[start of Record excerpts]

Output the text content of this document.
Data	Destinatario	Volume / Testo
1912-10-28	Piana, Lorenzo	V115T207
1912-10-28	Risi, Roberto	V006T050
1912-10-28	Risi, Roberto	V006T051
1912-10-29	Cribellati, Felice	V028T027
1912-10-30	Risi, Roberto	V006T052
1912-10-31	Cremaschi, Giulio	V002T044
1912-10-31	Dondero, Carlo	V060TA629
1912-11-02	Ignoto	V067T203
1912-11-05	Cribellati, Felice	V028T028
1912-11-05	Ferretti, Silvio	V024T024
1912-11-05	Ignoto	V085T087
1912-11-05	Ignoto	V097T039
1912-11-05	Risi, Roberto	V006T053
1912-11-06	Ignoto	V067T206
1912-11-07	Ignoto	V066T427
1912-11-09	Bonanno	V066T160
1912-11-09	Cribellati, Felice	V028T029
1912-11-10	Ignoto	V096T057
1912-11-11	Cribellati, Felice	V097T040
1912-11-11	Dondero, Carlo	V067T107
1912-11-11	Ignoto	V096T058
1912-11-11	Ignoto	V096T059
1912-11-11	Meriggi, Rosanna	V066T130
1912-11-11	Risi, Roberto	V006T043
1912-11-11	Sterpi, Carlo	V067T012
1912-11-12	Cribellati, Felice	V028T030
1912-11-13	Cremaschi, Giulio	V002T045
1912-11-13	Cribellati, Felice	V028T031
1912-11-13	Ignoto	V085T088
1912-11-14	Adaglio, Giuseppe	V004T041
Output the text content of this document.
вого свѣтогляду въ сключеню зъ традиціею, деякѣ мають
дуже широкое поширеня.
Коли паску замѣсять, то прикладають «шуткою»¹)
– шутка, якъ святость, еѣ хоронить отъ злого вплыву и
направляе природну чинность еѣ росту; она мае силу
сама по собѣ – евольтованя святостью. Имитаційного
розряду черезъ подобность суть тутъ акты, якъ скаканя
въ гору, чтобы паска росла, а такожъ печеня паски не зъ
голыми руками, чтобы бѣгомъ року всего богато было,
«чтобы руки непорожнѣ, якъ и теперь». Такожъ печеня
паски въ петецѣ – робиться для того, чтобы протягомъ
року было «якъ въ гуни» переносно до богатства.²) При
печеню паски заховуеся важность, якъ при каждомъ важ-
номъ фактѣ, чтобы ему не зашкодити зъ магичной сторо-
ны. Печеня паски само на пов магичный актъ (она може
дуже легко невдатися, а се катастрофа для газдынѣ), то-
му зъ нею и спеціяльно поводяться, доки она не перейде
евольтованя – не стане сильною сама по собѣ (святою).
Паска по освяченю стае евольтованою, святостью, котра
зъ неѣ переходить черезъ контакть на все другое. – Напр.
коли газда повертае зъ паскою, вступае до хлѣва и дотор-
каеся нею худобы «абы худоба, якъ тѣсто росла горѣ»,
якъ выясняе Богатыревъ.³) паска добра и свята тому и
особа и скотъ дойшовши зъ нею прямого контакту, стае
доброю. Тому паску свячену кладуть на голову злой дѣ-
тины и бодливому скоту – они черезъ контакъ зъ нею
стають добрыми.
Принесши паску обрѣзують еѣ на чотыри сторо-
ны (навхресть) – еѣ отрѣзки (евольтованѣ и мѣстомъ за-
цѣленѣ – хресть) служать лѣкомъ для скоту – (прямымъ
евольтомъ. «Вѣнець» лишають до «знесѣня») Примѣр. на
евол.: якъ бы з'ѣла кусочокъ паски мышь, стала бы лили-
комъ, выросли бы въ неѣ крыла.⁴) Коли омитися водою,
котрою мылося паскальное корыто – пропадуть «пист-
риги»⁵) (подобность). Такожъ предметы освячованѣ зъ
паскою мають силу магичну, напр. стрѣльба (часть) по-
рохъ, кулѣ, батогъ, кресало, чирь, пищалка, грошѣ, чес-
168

[end of Record excerpts]

### Directions:
Repeat the listing exactly, from its first line to its last.

### Exercise answer:
Output the text content of this document.
Data	Destinatario	Volume / Testo
1912-10-28	Piana, Lorenzo	V115T207
1912-10-28	Risi, Roberto	V006T050
1912-10-28	Risi, Roberto	V006T051
1912-10-29	Cribellati, Felice	V028T027
1912-10-30	Risi, Roberto	V006T052
1912-10-31	Cremaschi, Giulio	V002T044
1912-10-31	Dondero, Carlo	V060TA629
1912-11-02	Ignoto	V067T203
1912-11-05	Cribellati, Felice	V028T028
1912-11-05	Ferretti, Silvio	V024T024
1912-11-05	Ignoto	V085T087
1912-11-05	Ignoto	V097T039
1912-11-05	Risi, Roberto	V006T053
1912-11-06	Ignoto	V067T206
1912-11-07	Ignoto	V066T427
1912-11-09	Bonanno	V066T160
1912-11-09	Cribellati, Felice	V028T029
1912-11-10	Ignoto	V096T057
1912-11-11	Cribellati, Felice	V097T040
1912-11-11	Dondero, Carlo	V067T107
1912-11-11	Ignoto	V096T058
1912-11-11	Ignoto	V096T059
1912-11-11	Meriggi, Rosanna	V066T130
1912-11-11	Risi, Roberto	V006T043
1912-11-11	Sterpi, Carlo	V067T012
1912-11-12	Cribellati, Felice	V028T030
1912-11-13	Cremaschi, Giulio	V002T045
1912-11-13	Cribellati, Felice	V028T031
1912-11-13	Ignoto	V085T088
1912-11-14	Adaglio, Giuseppe	V004T041
Output the text content of this document.
вого свѣтогляду въ сключеню зъ традиціею, деякѣ мають
дуже широкое поширеня.
Коли паску замѣсять, то прикладають «шуткою»¹)
– шутка, якъ святость, еѣ хоронить отъ злого вплыву и
направляе природну чинность еѣ росту; она мае силу
сама по собѣ – евольтованя святостью. Имитаційного
розряду черезъ подобность суть тутъ акты, якъ скаканя
въ гору, чтобы паска росла, а такожъ печеня паски не зъ
голыми руками, чтобы бѣгомъ року всего богато было,
«чтобы руки непорожнѣ, якъ и теперь». Такожъ печеня
паски въ петецѣ – робиться для того, чтобы протягомъ
року было «якъ въ гуни» переносно до богатства.²) При
печеню паски заховуеся важность, якъ при каждомъ важ-
номъ фактѣ, чтобы ему не зашкодити зъ магичной сторо-
ны. Печеня паски само на пов магичный актъ (она може
дуже легко невдатися, а се катастрофа для газдынѣ), то-
му зъ нею и спеціяльно поводяться, доки она не перейде
евольтованя – не стане сильною сама по собѣ (святою).
Паска по освяченю стае евольтованою, святостью, котра
зъ неѣ переходить черезъ контакть на все другое. – Напр.
коли газда повертае зъ паскою, вступае до хлѣва и дотор-
каеся нею худобы «абы худоба, якъ тѣсто росла горѣ»,
якъ выясняе Богатыревъ.³) паска добра и свята тому и
особа и скотъ дойшовши зъ нею прямого контакту, стае
доброю. Тому паску свячену кладуть на голову злой дѣ-
тины и бодливому скоту – они черезъ контакъ зъ нею
стають добрыми.
Принесши паску обрѣзують еѣ на чотыри сторо-
ны (навхресть) – еѣ отрѣзки (евольтованѣ и мѣстомъ за-
цѣленѣ – хресть) служать лѣкомъ для скоту – (прямымъ
евольтомъ. «Вѣнець» лишають до «знесѣня») Примѣр. на
евол.: якъ бы з'ѣла кусочокъ паски мышь, стала бы лили-
комъ, выросли бы въ неѣ крыла.⁴) Коли омитися водою,
котрою мылося паскальное корыто – пропадуть «пист-
риги»⁵) (подобность). Такожъ предметы освячованѣ зъ
паскою мають силу магичну, напр. стрѣльба (часть) по-
рохъ, кулѣ, батогъ, кресало, чирь, пищалка, грошѣ, чес-
168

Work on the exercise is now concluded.